● PROBLEM STATEMENT:
The records below are to be repeated in full, exactly as they are.

● EXTRACTED ENTRIES:

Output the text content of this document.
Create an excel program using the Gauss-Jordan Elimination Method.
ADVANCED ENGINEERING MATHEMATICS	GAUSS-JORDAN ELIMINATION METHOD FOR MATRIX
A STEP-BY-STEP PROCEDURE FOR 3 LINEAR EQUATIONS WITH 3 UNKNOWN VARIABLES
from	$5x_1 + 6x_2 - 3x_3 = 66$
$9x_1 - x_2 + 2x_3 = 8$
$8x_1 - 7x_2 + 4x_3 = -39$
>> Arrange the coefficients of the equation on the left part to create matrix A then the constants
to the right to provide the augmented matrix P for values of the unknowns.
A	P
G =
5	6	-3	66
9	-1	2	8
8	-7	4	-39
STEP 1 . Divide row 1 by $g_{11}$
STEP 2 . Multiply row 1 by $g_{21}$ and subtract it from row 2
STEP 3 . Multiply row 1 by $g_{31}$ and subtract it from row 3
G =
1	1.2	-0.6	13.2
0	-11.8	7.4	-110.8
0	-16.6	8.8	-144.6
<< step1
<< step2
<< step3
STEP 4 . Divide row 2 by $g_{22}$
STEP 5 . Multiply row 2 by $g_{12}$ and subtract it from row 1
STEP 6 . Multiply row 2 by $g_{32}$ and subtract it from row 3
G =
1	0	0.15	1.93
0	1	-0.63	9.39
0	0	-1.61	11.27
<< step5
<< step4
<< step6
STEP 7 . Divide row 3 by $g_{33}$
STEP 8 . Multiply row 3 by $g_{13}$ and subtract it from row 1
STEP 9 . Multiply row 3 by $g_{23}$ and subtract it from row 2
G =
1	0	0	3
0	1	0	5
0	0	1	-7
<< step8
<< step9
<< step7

● EXERCISE RESPONSE:
Output the text content of this document.
Create an excel program using the Gauss-Jordan Elimination Method.
ADVANCED ENGINEERING MATHEMATICS	GAUSS-JORDAN ELIMINATION METHOD FOR MATRIX
A STEP-BY-STEP PROCEDURE FOR 3 LINEAR EQUATIONS WITH 3 UNKNOWN VARIABLES
from	$5x_1 + 6x_2 - 3x_3 = 66$
$9x_1 - x_2 + 2x_3 = 8$
$8x_1 - 7x_2 + 4x_3 = -39$
>> Arrange the coefficients of the equation on the left part to create matrix A then the constants
to the right to provide the augmented matrix P for values of the unknowns.
A	P
G =
5	6	-3	66
9	-1	2	8
8	-7	4	-39
STEP 1 . Divide row 1 by $g_{11}$
STEP 2 . Multiply row 1 by $g_{21}$ and subtract it from row 2
STEP 3 . Multiply row 1 by $g_{31}$ and subtract it from row 3
G =
1	1.2	-0.6	13.2
0	-11.8	7.4	-110.8
0	-16.6	8.8	-144.6
<< step1
<< step2
<< step3
STEP 4 . Divide row 2 by $g_{22}$
STEP 5 . Multiply row 2 by $g_{12}$ and subtract it from row 1
STEP 6 . Multiply row 2 by $g_{32}$ and subtract it from row 3
G =
1	0	0.15	1.93
0	1	-0.63	9.39
0	0	-1.61	11.27
<< step5
<< step4
<< step6
STEP 7 . Divide row 3 by $g_{33}$
STEP 8 . Multiply row 3 by $g_{13}$ and subtract it from row 1
STEP 9 . Multiply row 3 by $g_{23}$ and subtract it from row 2
G =
1	0	0	3
0	1	0	5
0	0	1	-7
<< step8
<< step9
<< step7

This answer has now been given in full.